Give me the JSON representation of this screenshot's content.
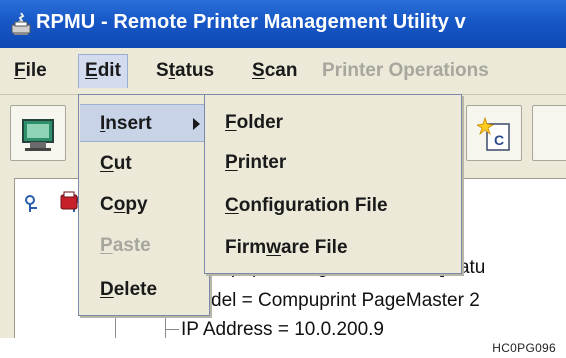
{
  "window": {
    "title": "RPMU - Remote Printer Management Utility v"
  },
  "menubar": {
    "items": [
      {
        "label": "File",
        "mnemonic": "F",
        "rest": "ile"
      },
      {
        "label": "Edit",
        "mnemonic": "E",
        "rest": "dit"
      },
      {
        "label": "Status",
        "pre": "S",
        "mnemonic": "t",
        "rest": "atus"
      },
      {
        "label": "Scan",
        "mnemonic": "S",
        "rest": "can"
      },
      {
        "label": "Printer Operations"
      }
    ]
  },
  "edit_menu": {
    "items": [
      {
        "label": "Insert",
        "mnemonic": "I",
        "rest": "nsert"
      },
      {
        "label": "Cut",
        "mnemonic": "C",
        "rest": "ut"
      },
      {
        "label": "Copy",
        "pre": "C",
        "mnemonic": "o",
        "rest": "py"
      },
      {
        "label": "Paste",
        "mnemonic": "P",
        "rest": "aste"
      },
      {
        "label": "Delete",
        "mnemonic": "D",
        "rest": "elete"
      }
    ]
  },
  "insert_submenu": {
    "items": [
      {
        "label": "Folder",
        "mnemonic": "F",
        "rest": "older"
      },
      {
        "label": "Printer",
        "mnemonic": "P",
        "rest": "rinter"
      },
      {
        "label": "Configuration File",
        "mnemonic": "C",
        "rest": "onfiguration File"
      },
      {
        "label": "Firmware File",
        "pre": "Firm",
        "mnemonic": "w",
        "rest": "are File"
      }
    ]
  },
  "tree": {
    "row1": "mpuprint PageMaster 280 [statu",
    "row2": "del = Compuprint PageMaster 2",
    "row3": "IP Address = 10.0.200.9"
  },
  "image_code": "HC0PG096",
  "colors": {
    "titlebar": "#1657c6",
    "menu_highlight": "#c8d3e8",
    "disabled_text": "#a8a79e"
  },
  "icons": [
    "app-icon",
    "printer-screen-icon",
    "config-star-icon",
    "tree-key-icon",
    "tree-printer-icon"
  ]
}
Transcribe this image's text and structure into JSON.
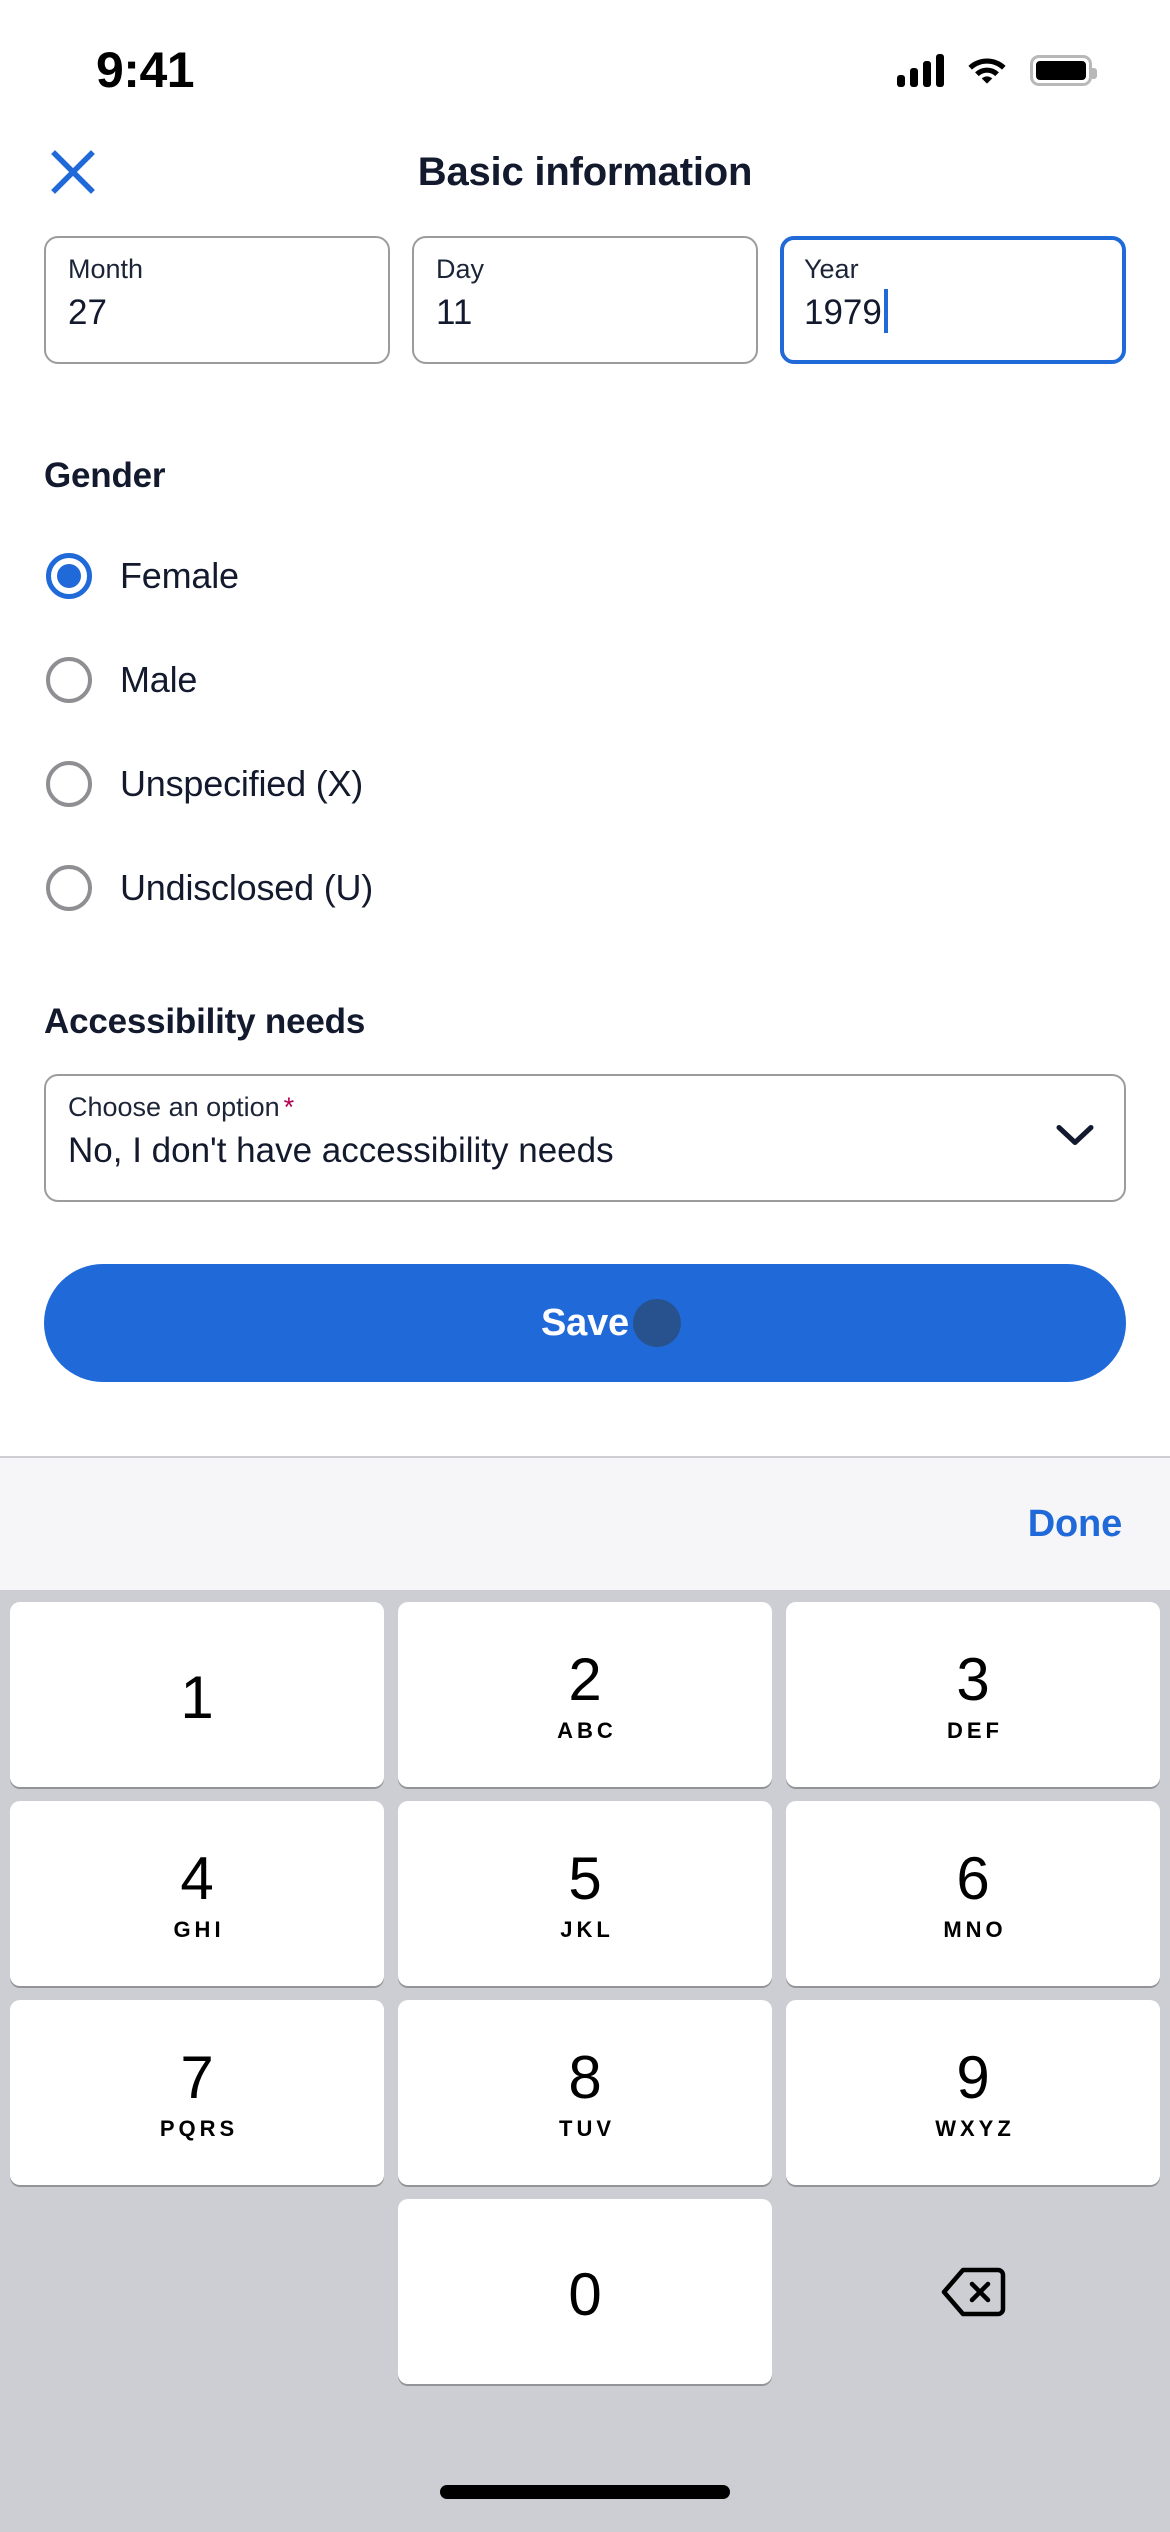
{
  "status_bar": {
    "time": "9:41",
    "signal_icon": "cellular-signal-icon",
    "wifi_icon": "wifi-icon",
    "battery_icon": "battery-full-icon"
  },
  "header": {
    "close_icon": "close-x-icon",
    "title": "Basic information"
  },
  "date_fields": [
    {
      "label": "Month",
      "value": "27",
      "focused": false
    },
    {
      "label": "Day",
      "value": "11",
      "focused": false
    },
    {
      "label": "Year",
      "value": "1979",
      "focused": true
    }
  ],
  "gender": {
    "title": "Gender",
    "options": [
      {
        "label": "Female",
        "selected": true
      },
      {
        "label": "Male",
        "selected": false
      },
      {
        "label": "Unspecified (X)",
        "selected": false
      },
      {
        "label": "Undisclosed (U)",
        "selected": false
      }
    ]
  },
  "accessibility": {
    "title": "Accessibility needs",
    "select_label": "Choose an option",
    "required_marker": "*",
    "selected_value": "No, I don't have accessibility needs",
    "chevron_icon": "chevron-down-icon"
  },
  "save_button": {
    "label": "Save",
    "touch_indicator": "touch-point-indicator"
  },
  "keyboard": {
    "done_label": "Done",
    "rows": [
      [
        {
          "num": "1",
          "sub": ""
        },
        {
          "num": "2",
          "sub": "ABC"
        },
        {
          "num": "3",
          "sub": "DEF"
        }
      ],
      [
        {
          "num": "4",
          "sub": "GHI"
        },
        {
          "num": "5",
          "sub": "JKL"
        },
        {
          "num": "6",
          "sub": "MNO"
        }
      ],
      [
        {
          "num": "7",
          "sub": "PQRS"
        },
        {
          "num": "8",
          "sub": "TUV"
        },
        {
          "num": "9",
          "sub": "WXYZ"
        }
      ],
      [
        {
          "num": "",
          "sub": "",
          "blank": true
        },
        {
          "num": "0",
          "sub": ""
        },
        {
          "num": "",
          "sub": "",
          "delete": true,
          "icon": "backspace-delete-icon"
        }
      ]
    ]
  },
  "colors": {
    "accent_blue": "#2069d8",
    "text_dark": "#131A2E",
    "border_gray": "#9c9c9c",
    "required_red": "#b4004e",
    "keyboard_bg": "#cdced3",
    "accessory_bg": "#f6f6f8"
  },
  "home_indicator": "home-indicator-bar"
}
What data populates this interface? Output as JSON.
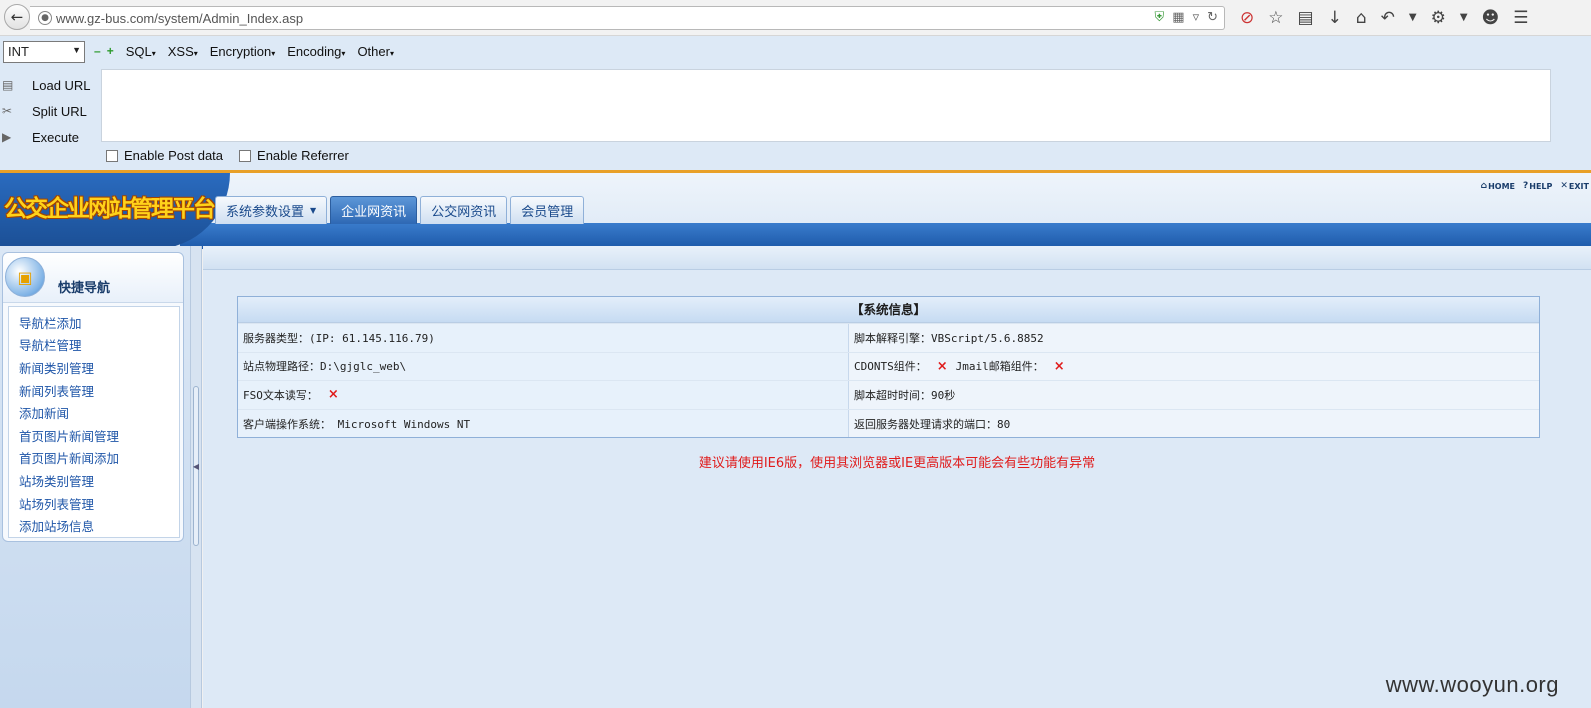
{
  "browser": {
    "url": "www.gz-bus.com/system/Admin_Index.asp",
    "back_icon": "back-arrow-icon"
  },
  "hackbar": {
    "select_value": "INT",
    "menus": [
      "SQL",
      "XSS",
      "Encryption",
      "Encoding",
      "Other"
    ],
    "actions": [
      "Load URL",
      "Split URL",
      "Execute"
    ],
    "textarea_value": "",
    "checks": [
      "Enable Post data",
      "Enable Referrer"
    ]
  },
  "header": {
    "logo": "公交企业网站管理平台",
    "tabs": [
      "系统参数设置",
      "企业网资讯",
      "公交网资讯",
      "会员管理"
    ],
    "active_tab_index": 1,
    "quick_links": [
      "HOME",
      "HELP",
      "EXIT"
    ]
  },
  "sidebar": {
    "title": "快捷导航",
    "items": [
      "导航栏添加",
      "导航栏管理",
      "新闻类别管理",
      "新闻列表管理",
      "添加新闻",
      "首页图片新闻管理",
      "首页图片新闻添加",
      "站场类别管理",
      "站场列表管理",
      "添加站场信息"
    ]
  },
  "system_info": {
    "title": "【系统信息】",
    "rows": [
      {
        "left": "服务器类型：(IP: 61.145.116.79)",
        "right": "脚本解释引擎：VBScript/5.6.8852"
      },
      {
        "left": "站点物理路径：D:\\gjglc_web\\",
        "right_a": "CDONTS组件：",
        "right_b": "Jmail邮箱组件："
      },
      {
        "left": "FSO文本读写：",
        "right": "脚本超时时间：90秒"
      },
      {
        "left": "客户端操作系统： Microsoft Windows NT",
        "right": "返回服务器处理请求的端口：80"
      }
    ],
    "cross_mark": "×"
  },
  "warning": "建议请使用IE6版，使用其浏览器或IE更高版本可能会有些功能有异常",
  "watermark": "www.wooyun.org",
  "colors": {
    "accent": "#2e68b4",
    "error": "#e01b1b",
    "logo_text": "#ffd21a"
  }
}
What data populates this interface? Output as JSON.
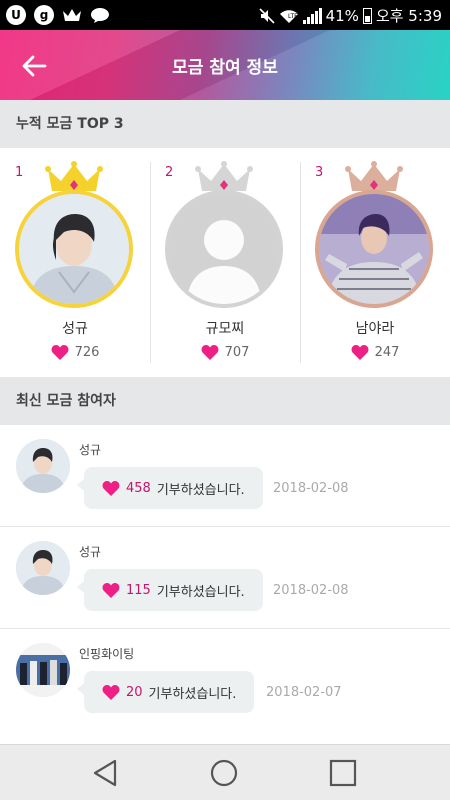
{
  "status_bar": {
    "battery": "41%",
    "clock": "오후 5:39",
    "icons": [
      "u-app-icon",
      "g-app-icon",
      "crown-app-icon",
      "chat-bubble-icon",
      "mute-icon",
      "wifi-icon",
      "signal-icon",
      "battery-icon"
    ]
  },
  "header": {
    "title": "모금 참여 정보",
    "back_icon": "arrow-left-icon"
  },
  "top3": {
    "section_title": "누적 모금 TOP 3",
    "ranks": [
      {
        "rank": "1",
        "name": "성규",
        "likes": "726",
        "crown_color": "#f5d12b",
        "ring_color": "#f6d33a"
      },
      {
        "rank": "2",
        "name": "규모찌",
        "likes": "707",
        "crown_color": "#d5d5d5",
        "ring_color": "#d3d3d3"
      },
      {
        "rank": "3",
        "name": "남야라",
        "likes": "247",
        "crown_color": "#dcae9c",
        "ring_color": "#d8a691"
      }
    ]
  },
  "recent": {
    "section_title": "최신 모금 참여자",
    "items": [
      {
        "name": "성규",
        "amount": "458",
        "text": "기부하셨습니다.",
        "date": "2018-02-08"
      },
      {
        "name": "성규",
        "amount": "115",
        "text": "기부하셨습니다.",
        "date": "2018-02-08"
      },
      {
        "name": "인핑화이팅",
        "amount": "20",
        "text": "기부하셨습니다.",
        "date": "2018-02-07"
      }
    ]
  },
  "colors": {
    "accent_pink": "#ee1f85",
    "amount_text": "#c4166e",
    "section_bg": "#e6e7e8"
  }
}
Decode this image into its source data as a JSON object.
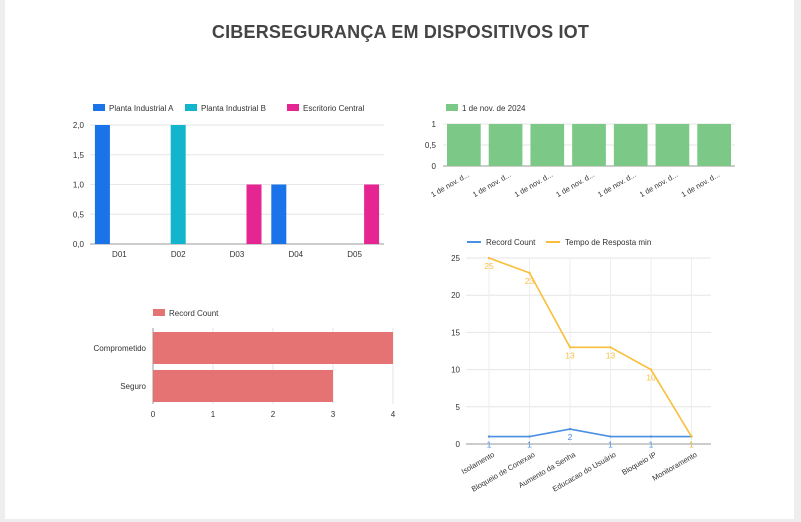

● ● ● ●

▸ What you need to do: Print every entry exactly as written, without the pictures.

▸ Written answer:
Give me the JSON representation of this screenshot's content.
{
  "window": {
    "title": "RPMU - Remote Printer Management Utility v"
  },
  "menubar": {
    "items": [
      {
        "label": "File",
        "mnemonic": "F",
        "rest": "ile"
      },
      {
        "label": "Edit",
        "mnemonic": "E",
        "rest": "dit"
      },
      {
        "label": "Status",
        "pre": "S",
        "mnemonic": "t",
        "rest": "atus"
      },
      {
        "label": "Scan",
        "mnemonic": "S",
        "rest": "can"
      },
      {
        "label": "Printer Operations"
      }
    ]
  },
  "edit_menu": {
    "items": [
      {
        "label": "Insert",
        "mnemonic": "I",
        "rest": "nsert"
      },
      {
        "label": "Cut",
        "mnemonic": "C",
        "rest": "ut"
      },
      {
        "label": "Copy",
        "pre": "C",
        "mnemonic": "o",
        "rest": "py"
      },
      {
        "label": "Paste",
        "mnemonic": "P",
        "rest": "aste"
      },
      {
        "label": "Delete",
        "mnemonic": "D",
        "rest": "elete"
      }
    ]
  },
  "insert_submenu": {
    "items": [
      {
        "label": "Folder",
        "mnemonic": "F",
        "rest": "older"
      },
      {
        "label": "Printer",
        "mnemonic": "P",
        "rest": "rinter"
      },
      {
        "label": "Configuration File",
        "mnemonic": "C",
        "rest": "onfiguration File"
      },
      {
        "label": "Firmware File",
        "pre": "Firm",
        "mnemonic": "w",
        "rest": "are File"
      }
    ]
  },
  "tree": {
    "row1": "mpuprint PageMaster 280 [statu",
    "row2": "del = Compuprint PageMaster 2",
    "row3": "IP Address = 10.0.200.9"
  },
  "image_code": "HC0PG096",
  "colors": {
    "titlebar": "#1657c6",
    "menu_highlight": "#c8d3e8",
    "disabled_text": "#a8a79e"
  },
  "icons": [
    "app-icon",
    "printer-screen-icon",
    "config-star-icon",
    "tree-key-icon",
    "tree-printer-icon"
  ]
}
Transcribe this image's text and structure into JSON.
{
  "status_bar": {
    "time": "9:41",
    "signal_icon": "cellular-signal-icon",
    "wifi_icon": "wifi-icon",
    "battery_icon": "battery-full-icon"
  },
  "header": {
    "close_icon": "close-x-icon",
    "title": "Basic information"
  },
  "date_fields": [
    {
      "label": "Month",
      "value": "27",
      "focused": false
    },
    {
      "label": "Day",
      "value": "11",
      "focused": false
    },
    {
      "label": "Year",
      "value": "1979",
      "focused": true
    }
  ],
  "gender": {
    "title": "Gender",
    "options": [
      {
        "label": "Female",
        "selected": true
      },
      {
        "label": "Male",
        "selected": false
      },
      {
        "label": "Unspecified (X)",
        "selected": false
      },
      {
        "label": "Undisclosed (U)",
        "selected": false
      }
    ]
  },
  "accessibility": {
    "title": "Accessibility needs",
    "select_label": "Choose an option",
    "required_marker": "*",
    "selected_value": "No, I don't have accessibility needs",
    "chevron_icon": "chevron-down-icon"
  },
  "save_button": {
    "label": "Save",
    "touch_indicator": "touch-point-indicator"
  },
  "keyboard": {
    "done_label": "Done",
    "rows": [
      [
        {
          "num": "1",
          "sub": ""
        },
        {
          "num": "2",
          "sub": "ABC"
        },
        {
          "num": "3",
          "sub": "DEF"
        }
      ],
      [
        {
          "num": "4",
          "sub": "GHI"
        },
        {
          "num": "5",
          "sub": "JKL"
        },
        {
          "num": "6",
          "sub": "MNO"
        }
      ],
      [
        {
          "num": "7",
          "sub": "PQRS"
        },
        {
          "num": "8",
          "sub": "TUV"
        },
        {
          "num": "9",
          "sub": "WXYZ"
        }
      ],
      [
        {
          "num": "",
          "sub": "",
          "blank": true
        },
        {
          "num": "0",
          "sub": ""
        },
        {
          "num": "",
          "sub": "",
          "delete": true,
          "icon": "backspace-delete-icon"
        }
      ]
    ]
  },
  "colors": {
    "accent_blue": "#2069d8",
    "text_dark": "#131A2E",
    "border_gray": "#9c9c9c",
    "required_red": "#b4004e",
    "keyboard_bg": "#cdced3",
    "accessory_bg": "#f6f6f8"
  },
  "home_indicator": "home-indicator-bar"
}
What data populates this interface? Output as JSON.
{
  "browser": {
    "url": "www.gz-bus.com/system/Admin_Index.asp",
    "back_icon": "back-arrow-icon"
  },
  "hackbar": {
    "select_value": "INT",
    "menus": [
      "SQL",
      "XSS",
      "Encryption",
      "Encoding",
      "Other"
    ],
    "actions": [
      "Load URL",
      "Split URL",
      "Execute"
    ],
    "textarea_value": "",
    "checks": [
      "Enable Post data",
      "Enable Referrer"
    ]
  },
  "header": {
    "logo": "公交企业网站管理平台",
    "tabs": [
      "系统参数设置",
      "企业网资讯",
      "公交网资讯",
      "会员管理"
    ],
    "active_tab_index": 1,
    "quick_links": [
      "HOME",
      "HELP",
      "EXIT"
    ]
  },
  "sidebar": {
    "title": "快捷导航",
    "items": [
      "导航栏添加",
      "导航栏管理",
      "新闻类别管理",
      "新闻列表管理",
      "添加新闻",
      "首页图片新闻管理",
      "首页图片新闻添加",
      "站场类别管理",
      "站场列表管理",
      "添加站场信息"
    ]
  },
  "system_info": {
    "title": "【系统信息】",
    "rows": [
      {
        "left": "服务器类型：(IP: 61.145.116.79)",
        "right": "脚本解释引擎：VBScript/5.6.8852"
      },
      {
        "left": "站点物理路径：D:\\gjglc_web\\",
        "right_a": "CDONTS组件：",
        "right_b": "Jmail邮箱组件："
      },
      {
        "left": "FSO文本读写：",
        "right": "脚本超时时间：90秒"
      },
      {
        "left": "客户端操作系统： Microsoft Windows NT",
        "right": "返回服务器处理请求的端口：80"
      }
    ],
    "cross_mark": "×"
  },
  "warning": "建议请使用IE6版，使用其浏览器或IE更高版本可能会有些功能有异常",
  "watermark": "www.wooyun.org",
  "colors": {
    "accent": "#2e68b4",
    "error": "#e01b1b",
    "logo_text": "#ffd21a"
  }
}
What data populates this interface? Output as JSON.
{
  "status_bar": {
    "battery": "41%",
    "clock": "오후 5:39",
    "icons": [
      "u-app-icon",
      "g-app-icon",
      "crown-app-icon",
      "chat-bubble-icon",
      "mute-icon",
      "wifi-icon",
      "signal-icon",
      "battery-icon"
    ]
  },
  "header": {
    "title": "모금 참여 정보",
    "back_icon": "arrow-left-icon"
  },
  "top3": {
    "section_title": "누적 모금 TOP 3",
    "ranks": [
      {
        "rank": "1",
        "name": "성규",
        "likes": "726",
        "crown_color": "#f5d12b",
        "ring_color": "#f6d33a"
      },
      {
        "rank": "2",
        "name": "규모찌",
        "likes": "707",
        "crown_color": "#d5d5d5",
        "ring_color": "#d3d3d3"
      },
      {
        "rank": "3",
        "name": "남야라",
        "likes": "247",
        "crown_color": "#dcae9c",
        "ring_color": "#d8a691"
      }
    ]
  },
  "recent": {
    "section_title": "최신 모금 참여자",
    "items": [
      {
        "name": "성규",
        "amount": "458",
        "text": "기부하셨습니다.",
        "date": "2018-02-08"
      },
      {
        "name": "성규",
        "amount": "115",
        "text": "기부하셨습니다.",
        "date": "2018-02-08"
      },
      {
        "name": "인핑화이팅",
        "amount": "20",
        "text": "기부하셨습니다.",
        "date": "2018-02-07"
      }
    ]
  },
  "colors": {
    "accent_pink": "#ee1f85",
    "amount_text": "#c4166e",
    "section_bg": "#e6e7e8"
  }
}
Decode this image into its source data as a JSON object.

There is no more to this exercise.